** BEGIN STORED RECORDS **

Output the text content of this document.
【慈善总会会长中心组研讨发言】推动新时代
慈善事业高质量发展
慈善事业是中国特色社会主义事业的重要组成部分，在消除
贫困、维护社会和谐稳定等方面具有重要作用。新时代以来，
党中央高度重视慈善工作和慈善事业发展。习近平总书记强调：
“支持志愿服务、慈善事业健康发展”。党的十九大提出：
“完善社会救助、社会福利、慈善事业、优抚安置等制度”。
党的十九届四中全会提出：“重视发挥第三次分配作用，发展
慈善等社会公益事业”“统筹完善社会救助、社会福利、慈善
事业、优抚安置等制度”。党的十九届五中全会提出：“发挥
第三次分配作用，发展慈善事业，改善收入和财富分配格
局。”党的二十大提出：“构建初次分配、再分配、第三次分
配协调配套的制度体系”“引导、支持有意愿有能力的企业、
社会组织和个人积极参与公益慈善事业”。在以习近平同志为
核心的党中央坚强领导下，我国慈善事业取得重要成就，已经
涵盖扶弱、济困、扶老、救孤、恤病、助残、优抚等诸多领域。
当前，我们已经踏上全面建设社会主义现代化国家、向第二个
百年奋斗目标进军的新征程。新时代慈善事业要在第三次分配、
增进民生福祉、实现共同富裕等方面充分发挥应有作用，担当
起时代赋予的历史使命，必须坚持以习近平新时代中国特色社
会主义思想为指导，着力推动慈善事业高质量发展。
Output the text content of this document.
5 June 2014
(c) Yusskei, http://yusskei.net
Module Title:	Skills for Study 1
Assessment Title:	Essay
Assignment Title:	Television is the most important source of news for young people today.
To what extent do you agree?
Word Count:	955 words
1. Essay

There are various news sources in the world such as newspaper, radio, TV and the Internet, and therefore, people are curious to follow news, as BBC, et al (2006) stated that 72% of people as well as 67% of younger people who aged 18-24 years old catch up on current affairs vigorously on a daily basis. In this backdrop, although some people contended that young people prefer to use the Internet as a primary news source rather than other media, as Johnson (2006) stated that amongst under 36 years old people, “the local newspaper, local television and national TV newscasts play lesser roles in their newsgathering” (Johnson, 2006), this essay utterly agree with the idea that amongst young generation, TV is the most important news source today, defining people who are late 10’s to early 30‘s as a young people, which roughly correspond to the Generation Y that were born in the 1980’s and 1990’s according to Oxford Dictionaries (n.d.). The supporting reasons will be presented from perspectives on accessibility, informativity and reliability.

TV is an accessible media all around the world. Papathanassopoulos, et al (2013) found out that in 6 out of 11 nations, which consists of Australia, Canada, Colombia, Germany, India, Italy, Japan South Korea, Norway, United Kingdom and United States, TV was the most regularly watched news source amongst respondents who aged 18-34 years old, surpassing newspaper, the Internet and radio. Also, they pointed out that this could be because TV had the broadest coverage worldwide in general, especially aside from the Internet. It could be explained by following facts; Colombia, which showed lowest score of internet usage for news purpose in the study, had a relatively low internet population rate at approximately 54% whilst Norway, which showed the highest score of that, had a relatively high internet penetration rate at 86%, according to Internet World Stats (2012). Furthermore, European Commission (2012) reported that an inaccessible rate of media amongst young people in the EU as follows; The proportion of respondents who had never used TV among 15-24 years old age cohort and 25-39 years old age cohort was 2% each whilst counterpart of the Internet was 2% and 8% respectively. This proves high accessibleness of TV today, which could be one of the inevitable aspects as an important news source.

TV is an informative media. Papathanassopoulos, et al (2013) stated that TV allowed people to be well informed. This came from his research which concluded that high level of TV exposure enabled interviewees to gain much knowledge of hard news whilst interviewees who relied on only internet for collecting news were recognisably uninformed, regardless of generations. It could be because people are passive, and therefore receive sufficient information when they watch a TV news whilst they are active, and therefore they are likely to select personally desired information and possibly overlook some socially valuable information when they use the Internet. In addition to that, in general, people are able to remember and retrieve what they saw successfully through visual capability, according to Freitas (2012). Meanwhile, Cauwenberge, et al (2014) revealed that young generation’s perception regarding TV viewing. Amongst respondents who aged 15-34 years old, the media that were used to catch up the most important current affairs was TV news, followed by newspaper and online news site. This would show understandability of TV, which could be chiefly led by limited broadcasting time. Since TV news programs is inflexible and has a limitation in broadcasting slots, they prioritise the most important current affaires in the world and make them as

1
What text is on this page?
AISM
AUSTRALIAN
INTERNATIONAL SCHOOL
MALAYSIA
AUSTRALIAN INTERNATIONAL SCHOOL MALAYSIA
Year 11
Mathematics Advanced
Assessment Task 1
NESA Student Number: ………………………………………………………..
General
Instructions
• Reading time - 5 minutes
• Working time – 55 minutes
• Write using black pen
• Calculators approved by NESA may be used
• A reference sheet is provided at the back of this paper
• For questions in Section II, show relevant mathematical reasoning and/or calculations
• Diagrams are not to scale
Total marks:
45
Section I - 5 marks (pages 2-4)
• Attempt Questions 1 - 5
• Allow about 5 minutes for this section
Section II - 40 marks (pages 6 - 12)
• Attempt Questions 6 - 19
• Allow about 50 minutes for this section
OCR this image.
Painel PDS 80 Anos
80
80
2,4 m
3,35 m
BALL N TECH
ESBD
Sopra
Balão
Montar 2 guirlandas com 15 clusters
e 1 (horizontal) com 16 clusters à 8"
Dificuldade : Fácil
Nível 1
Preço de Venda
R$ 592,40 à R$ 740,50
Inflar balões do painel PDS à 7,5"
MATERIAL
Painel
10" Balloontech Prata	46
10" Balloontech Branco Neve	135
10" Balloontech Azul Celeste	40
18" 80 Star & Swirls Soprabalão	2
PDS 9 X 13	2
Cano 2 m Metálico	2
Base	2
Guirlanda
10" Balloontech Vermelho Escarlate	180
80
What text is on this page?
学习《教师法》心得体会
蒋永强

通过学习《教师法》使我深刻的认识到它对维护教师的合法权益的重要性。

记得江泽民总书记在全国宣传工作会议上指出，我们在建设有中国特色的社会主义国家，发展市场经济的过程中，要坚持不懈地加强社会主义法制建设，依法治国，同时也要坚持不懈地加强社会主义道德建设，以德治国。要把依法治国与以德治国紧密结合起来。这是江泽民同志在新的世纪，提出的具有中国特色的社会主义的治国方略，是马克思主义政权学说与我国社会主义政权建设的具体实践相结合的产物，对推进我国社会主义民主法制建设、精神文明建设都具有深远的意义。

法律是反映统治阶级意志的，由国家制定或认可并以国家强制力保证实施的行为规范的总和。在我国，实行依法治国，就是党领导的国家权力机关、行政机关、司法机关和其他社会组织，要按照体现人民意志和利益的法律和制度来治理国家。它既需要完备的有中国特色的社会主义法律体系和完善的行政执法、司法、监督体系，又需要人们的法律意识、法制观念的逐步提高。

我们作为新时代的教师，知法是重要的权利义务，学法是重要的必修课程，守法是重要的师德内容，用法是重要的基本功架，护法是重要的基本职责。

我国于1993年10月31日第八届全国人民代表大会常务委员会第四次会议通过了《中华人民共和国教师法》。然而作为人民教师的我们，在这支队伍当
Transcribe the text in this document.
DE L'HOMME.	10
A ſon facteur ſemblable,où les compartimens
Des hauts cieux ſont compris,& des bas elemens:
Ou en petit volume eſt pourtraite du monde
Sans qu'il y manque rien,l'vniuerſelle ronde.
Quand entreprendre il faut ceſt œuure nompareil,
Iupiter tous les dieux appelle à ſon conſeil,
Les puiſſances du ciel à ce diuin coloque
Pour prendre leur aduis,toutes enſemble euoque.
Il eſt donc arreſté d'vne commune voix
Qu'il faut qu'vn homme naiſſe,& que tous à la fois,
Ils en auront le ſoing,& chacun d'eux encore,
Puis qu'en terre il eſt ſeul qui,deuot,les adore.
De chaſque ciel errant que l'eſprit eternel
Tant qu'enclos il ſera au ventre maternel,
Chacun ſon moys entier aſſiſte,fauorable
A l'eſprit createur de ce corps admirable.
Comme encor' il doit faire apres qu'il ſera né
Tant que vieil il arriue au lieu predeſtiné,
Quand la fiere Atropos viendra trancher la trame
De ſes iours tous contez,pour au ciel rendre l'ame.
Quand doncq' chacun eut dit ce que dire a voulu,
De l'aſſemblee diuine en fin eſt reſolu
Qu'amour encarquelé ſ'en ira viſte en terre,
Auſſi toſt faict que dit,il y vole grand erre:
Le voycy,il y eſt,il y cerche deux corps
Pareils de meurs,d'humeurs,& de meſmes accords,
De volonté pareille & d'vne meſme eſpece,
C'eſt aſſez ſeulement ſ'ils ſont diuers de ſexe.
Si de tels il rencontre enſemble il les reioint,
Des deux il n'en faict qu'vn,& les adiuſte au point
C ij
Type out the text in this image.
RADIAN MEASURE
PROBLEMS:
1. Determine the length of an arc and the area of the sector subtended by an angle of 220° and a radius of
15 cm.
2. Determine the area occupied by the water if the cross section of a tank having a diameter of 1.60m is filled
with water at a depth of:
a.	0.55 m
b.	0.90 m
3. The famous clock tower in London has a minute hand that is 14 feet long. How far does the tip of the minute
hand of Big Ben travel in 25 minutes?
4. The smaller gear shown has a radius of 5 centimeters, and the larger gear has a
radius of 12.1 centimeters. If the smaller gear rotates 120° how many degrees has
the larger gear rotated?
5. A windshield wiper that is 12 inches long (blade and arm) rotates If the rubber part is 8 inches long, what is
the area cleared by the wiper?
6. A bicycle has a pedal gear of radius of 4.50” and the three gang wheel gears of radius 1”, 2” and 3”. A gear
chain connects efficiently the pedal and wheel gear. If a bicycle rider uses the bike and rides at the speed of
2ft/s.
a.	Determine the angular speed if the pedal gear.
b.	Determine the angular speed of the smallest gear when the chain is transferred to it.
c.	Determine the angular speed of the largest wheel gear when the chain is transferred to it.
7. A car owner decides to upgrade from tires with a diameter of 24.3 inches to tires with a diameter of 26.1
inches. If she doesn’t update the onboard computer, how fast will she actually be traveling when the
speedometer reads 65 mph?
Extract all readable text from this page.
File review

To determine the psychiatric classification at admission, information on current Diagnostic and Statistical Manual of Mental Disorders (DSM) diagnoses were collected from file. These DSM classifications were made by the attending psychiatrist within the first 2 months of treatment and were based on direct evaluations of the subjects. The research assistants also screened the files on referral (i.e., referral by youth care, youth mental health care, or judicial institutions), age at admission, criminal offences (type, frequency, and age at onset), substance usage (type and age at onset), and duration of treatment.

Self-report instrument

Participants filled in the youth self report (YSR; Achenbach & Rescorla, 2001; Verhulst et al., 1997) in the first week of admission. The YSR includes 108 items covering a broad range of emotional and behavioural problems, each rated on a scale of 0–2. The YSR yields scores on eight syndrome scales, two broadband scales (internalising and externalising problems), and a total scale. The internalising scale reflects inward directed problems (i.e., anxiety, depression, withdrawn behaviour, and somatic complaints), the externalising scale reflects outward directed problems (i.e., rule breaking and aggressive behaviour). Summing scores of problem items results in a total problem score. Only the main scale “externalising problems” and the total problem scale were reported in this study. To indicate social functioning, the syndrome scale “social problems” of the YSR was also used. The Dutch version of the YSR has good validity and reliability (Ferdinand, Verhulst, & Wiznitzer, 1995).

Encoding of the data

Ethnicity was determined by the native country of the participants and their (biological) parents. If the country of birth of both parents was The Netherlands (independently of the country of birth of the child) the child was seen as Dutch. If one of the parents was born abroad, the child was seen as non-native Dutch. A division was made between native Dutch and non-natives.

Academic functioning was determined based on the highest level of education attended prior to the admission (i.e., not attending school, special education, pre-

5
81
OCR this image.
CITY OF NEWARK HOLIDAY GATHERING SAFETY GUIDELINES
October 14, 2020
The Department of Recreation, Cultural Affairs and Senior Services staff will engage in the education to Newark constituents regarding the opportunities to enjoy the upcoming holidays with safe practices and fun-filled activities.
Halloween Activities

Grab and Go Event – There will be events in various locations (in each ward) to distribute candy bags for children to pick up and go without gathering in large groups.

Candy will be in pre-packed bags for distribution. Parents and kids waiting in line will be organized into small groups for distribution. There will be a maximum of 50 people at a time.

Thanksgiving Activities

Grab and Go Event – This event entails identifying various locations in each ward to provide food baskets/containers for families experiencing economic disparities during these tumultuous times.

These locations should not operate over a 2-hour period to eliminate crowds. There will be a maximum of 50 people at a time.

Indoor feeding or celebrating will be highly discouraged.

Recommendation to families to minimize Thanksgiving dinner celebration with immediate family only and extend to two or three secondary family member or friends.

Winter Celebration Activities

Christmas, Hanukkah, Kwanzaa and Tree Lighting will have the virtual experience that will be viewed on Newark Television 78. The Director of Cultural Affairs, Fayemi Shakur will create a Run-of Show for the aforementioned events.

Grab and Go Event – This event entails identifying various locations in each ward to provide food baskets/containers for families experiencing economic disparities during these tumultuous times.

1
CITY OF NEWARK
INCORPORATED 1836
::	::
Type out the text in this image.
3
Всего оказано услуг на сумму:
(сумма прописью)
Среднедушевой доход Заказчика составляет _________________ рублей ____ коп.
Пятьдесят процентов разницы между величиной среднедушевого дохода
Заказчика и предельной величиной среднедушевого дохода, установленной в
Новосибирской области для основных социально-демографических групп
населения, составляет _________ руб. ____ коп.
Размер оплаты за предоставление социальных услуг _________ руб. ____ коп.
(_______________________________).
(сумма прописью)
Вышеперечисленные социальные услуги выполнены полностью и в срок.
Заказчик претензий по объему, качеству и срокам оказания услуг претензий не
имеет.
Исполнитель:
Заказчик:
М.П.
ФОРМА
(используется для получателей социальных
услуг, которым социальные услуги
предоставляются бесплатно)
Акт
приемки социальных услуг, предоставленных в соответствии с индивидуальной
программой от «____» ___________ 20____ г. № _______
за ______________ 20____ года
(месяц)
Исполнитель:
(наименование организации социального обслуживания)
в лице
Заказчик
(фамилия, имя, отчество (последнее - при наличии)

** END STORED RECORDS **

● **PROBLEM TO WORK ON**
Lines from the records above that hold "locations" are the ones to list.

● **ANSWER TO THIS PROBLEM**
Grab and Go Event – There will be events in various locations (in each ward) to distribute candy bags for children to pick up and go without gathering in large groups.
Grab and Go Event – This event entails identifying various locations in each ward to provide food baskets/containers for families experiencing economic disparities during these tumultuous times.
These locations should not operate over a 2-hour period to eliminate crowds. There will be a maximum of 50 people at a time.
Grab and Go Event – This event entails identifying various locations in each ward to provide food baskets/containers for families experiencing economic disparities during these tumultuous times.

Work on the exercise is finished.